→ **Given problem 1**:
In the records, from their start through the line containing "Itemize the components", rename "callout" to "annotation" everywhere and leave every other word unchanged. Give only those lines, without the pictures.

I am writing a Huffman file where I am storing the code lengths of the canonical codes in the header of the file. And during decoding, I am able to regenerate the canonical codes and store them into a std::map<std:uint8_it, std::vector<bool>>. The actual data is read into a single std::vector<bool>. Before anyone suggests me to use std::bitset, let me clarify that Huffman codes have variable bit length, and hence, I am using std::vector<bool>. So, given that I have my symbols and their corresponding canonical codes, how do I decode my file? I don't know where to go from here. Can someone explain to me how I would decode this file since I couldn't find anything proper related to it on searching.
You do not need to create the codes or the tree in order to decode canonical codes. All you need is the list of symbols in order and the count of symbols in each code length. By "in order", I mean sorted by code length from shortest to longest, and within each code length, sorted by the symbol value.
Since the canonical codes within a code length are sequential binary integers, you can simply do integer comparisons to see if the bits you have fall within that code range, and if it is, an integer subtraction to determine which symbol it is.
Below is code from puff.c (with minor changes) to show explicitly how this is done. bits(s, 1) returns the next bit from the stream. (This assumes that there is always a next bit.) h->count[len] is the number of symbols that are coded by length len codes, where len is in 0..MAXBITS. If you add up h->count[1], h->count[2], ..., h->count[MAXBITS], that is the total number of symbols coded, and is the length of the h->symbol[] array. The first h->count[1] symbols in h->symbol[] have length 1. The next h->count[2] symbols in h->symbol[] have length 2. And so on.

→ **Data listing**:
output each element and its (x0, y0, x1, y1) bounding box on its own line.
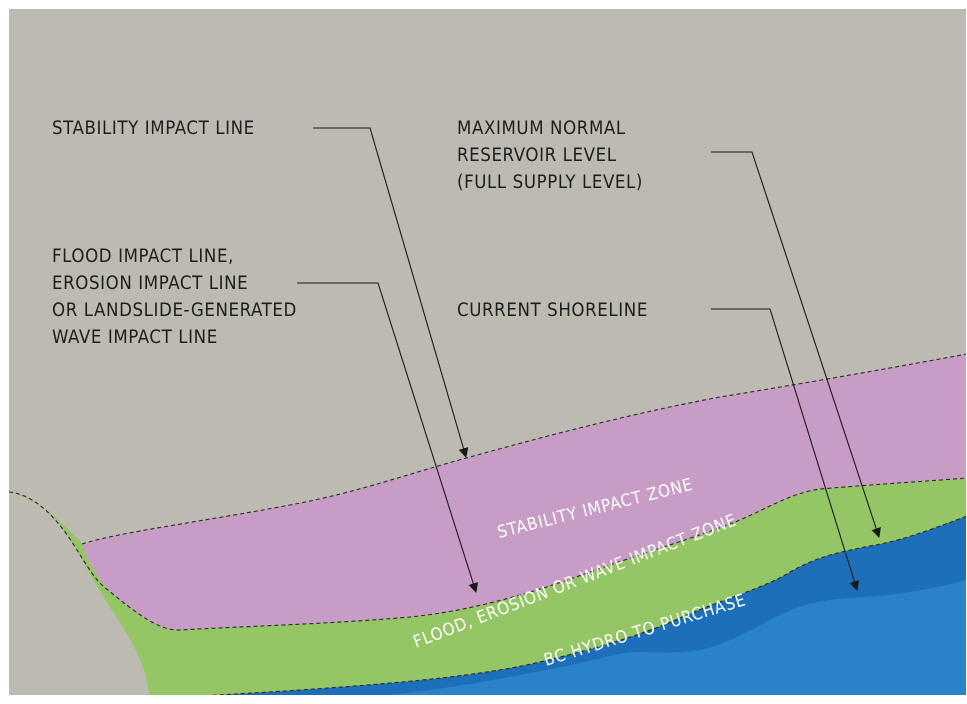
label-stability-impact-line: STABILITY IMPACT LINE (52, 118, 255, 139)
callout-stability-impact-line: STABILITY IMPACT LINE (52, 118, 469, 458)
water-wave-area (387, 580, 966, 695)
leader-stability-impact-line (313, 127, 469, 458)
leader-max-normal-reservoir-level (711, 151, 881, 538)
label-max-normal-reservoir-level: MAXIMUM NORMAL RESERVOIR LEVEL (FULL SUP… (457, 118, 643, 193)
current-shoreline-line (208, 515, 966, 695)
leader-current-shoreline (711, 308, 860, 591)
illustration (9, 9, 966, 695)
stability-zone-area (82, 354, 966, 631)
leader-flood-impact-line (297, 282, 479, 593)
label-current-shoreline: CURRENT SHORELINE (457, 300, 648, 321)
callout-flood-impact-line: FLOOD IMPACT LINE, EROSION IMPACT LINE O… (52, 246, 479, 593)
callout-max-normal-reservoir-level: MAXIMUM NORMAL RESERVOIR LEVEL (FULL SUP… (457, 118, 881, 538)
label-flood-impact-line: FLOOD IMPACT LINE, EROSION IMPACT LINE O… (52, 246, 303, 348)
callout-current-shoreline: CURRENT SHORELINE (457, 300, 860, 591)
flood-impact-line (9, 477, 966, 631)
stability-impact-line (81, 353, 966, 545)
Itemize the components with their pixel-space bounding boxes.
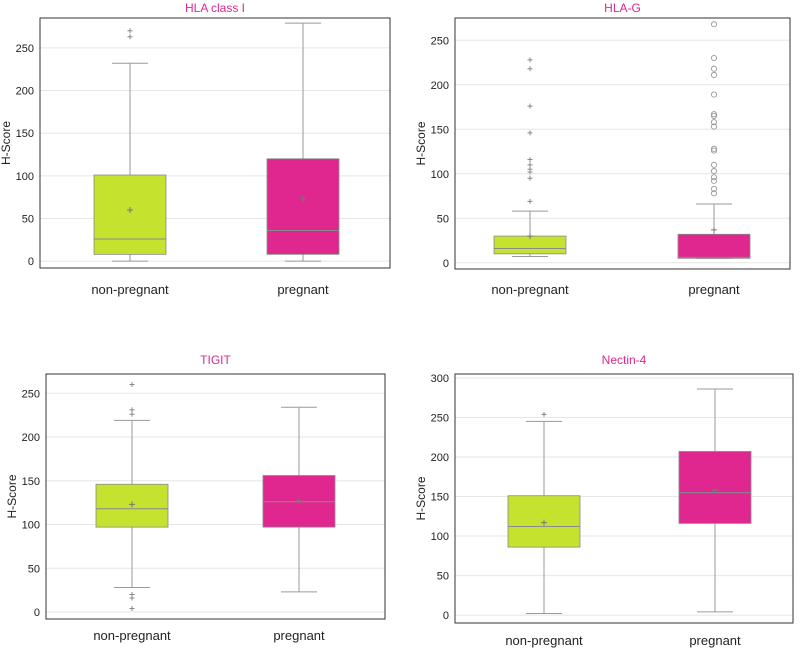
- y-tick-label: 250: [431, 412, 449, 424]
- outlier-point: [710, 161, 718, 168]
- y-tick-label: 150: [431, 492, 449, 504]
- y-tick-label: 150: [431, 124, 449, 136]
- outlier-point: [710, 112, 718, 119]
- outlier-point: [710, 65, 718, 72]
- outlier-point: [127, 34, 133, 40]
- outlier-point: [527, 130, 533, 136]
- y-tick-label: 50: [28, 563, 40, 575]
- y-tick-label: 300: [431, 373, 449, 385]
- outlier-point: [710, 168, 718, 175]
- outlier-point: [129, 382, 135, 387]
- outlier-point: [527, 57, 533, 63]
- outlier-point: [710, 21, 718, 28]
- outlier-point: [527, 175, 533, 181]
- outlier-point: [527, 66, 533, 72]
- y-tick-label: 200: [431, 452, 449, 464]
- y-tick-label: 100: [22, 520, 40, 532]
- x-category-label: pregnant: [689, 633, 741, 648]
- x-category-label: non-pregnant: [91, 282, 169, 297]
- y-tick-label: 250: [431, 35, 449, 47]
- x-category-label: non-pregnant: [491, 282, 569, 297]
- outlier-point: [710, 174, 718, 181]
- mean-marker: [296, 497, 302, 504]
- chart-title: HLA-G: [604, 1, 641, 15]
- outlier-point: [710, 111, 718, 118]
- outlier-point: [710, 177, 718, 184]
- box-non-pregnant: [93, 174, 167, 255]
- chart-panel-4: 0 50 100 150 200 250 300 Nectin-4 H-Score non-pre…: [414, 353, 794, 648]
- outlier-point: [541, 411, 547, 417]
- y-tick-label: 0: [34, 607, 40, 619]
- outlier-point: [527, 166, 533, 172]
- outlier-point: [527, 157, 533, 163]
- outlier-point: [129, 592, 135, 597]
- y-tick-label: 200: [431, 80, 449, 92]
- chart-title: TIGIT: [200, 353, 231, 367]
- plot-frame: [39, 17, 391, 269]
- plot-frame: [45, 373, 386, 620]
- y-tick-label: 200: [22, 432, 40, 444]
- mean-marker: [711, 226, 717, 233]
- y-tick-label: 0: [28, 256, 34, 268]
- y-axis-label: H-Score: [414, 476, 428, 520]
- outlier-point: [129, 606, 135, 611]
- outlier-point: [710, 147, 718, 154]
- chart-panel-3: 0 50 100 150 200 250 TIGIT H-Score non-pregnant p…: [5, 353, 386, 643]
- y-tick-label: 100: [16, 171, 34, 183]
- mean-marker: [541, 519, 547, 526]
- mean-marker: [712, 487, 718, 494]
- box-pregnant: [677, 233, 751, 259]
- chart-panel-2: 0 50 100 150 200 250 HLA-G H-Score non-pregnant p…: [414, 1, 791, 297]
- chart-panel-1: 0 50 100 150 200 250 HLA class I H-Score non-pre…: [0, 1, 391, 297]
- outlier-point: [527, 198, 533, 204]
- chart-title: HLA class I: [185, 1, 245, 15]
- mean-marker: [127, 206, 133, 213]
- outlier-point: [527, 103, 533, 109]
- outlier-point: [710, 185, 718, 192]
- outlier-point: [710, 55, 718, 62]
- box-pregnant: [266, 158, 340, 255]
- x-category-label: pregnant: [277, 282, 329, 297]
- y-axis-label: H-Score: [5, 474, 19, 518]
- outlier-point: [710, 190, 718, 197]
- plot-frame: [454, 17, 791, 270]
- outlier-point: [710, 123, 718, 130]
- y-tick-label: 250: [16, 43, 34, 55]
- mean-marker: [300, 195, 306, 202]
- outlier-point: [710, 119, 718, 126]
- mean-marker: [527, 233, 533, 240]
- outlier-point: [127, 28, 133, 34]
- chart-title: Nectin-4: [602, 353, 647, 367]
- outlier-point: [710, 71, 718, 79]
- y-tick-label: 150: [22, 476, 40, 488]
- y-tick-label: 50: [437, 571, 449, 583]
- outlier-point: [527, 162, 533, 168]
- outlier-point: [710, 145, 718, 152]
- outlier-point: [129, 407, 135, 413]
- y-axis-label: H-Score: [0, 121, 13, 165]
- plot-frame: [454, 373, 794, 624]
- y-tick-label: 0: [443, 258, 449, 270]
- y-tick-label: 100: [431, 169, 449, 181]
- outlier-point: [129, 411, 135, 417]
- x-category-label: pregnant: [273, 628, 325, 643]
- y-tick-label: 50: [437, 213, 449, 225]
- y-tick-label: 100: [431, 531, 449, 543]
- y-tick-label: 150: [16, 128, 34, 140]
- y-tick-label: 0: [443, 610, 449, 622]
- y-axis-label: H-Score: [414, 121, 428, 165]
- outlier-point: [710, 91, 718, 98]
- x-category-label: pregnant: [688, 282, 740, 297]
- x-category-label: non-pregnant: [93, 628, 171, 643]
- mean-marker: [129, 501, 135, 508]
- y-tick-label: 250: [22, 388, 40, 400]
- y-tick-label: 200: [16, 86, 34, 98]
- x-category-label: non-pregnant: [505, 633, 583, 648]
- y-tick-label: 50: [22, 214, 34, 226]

→ **Given problem 2**:
Answer these questions from the Huffman decoding thread.
(a) What two things does the reply say are all that is needed to decode canonical codes?
(b) What does h->count[len] hold?
(c) Into what container is the actual data read?

→ **Right answer 1**:
output each element and its (x0, y0, x1, y1) bounding box on its own line.
label-stability-impact-line: STABILITY IMPACT LINE (52, 118, 255, 139)
annotation-stability-impact-line: STABILITY IMPACT LINE (52, 118, 469, 458)
water-wave-area (387, 580, 966, 695)
leader-stability-impact-line (313, 127, 469, 458)
leader-max-normal-reservoir-level (711, 151, 881, 538)
label-max-normal-reservoir-level: MAXIMUM NORMAL RESERVOIR LEVEL (FULL SUP… (457, 118, 643, 193)
current-shoreline-line (208, 515, 966, 695)
leader-current-shoreline (711, 308, 860, 591)
illustration (9, 9, 966, 695)
stability-zone-area (82, 354, 966, 631)
leader-flood-impact-line (297, 282, 479, 593)
label-current-shoreline: CURRENT SHORELINE (457, 300, 648, 321)
annotation-flood-impact-line: FLOOD IMPACT LINE, EROSION IMPACT LINE O… (52, 246, 479, 593)
annotation-max-normal-reservoir-level: MAXIMUM NORMAL RESERVOIR LEVEL (FULL SUP… (457, 118, 881, 538)
label-flood-impact-line: FLOOD IMPACT LINE, EROSION IMPACT LINE O… (52, 246, 303, 348)
annotation-current-shoreline: CURRENT SHORELINE (457, 300, 860, 591)
flood-impact-line (9, 477, 966, 631)
stability-impact-line (81, 353, 966, 545)
Itemize the components with their pixel-space bounding boxes.

→ **Right answer 2**:
(a) The list of symbols in order and the count of symbols in each code length.
(b) The number of symbols that are coded by length len codes.
(c) A single std::vector<bool>.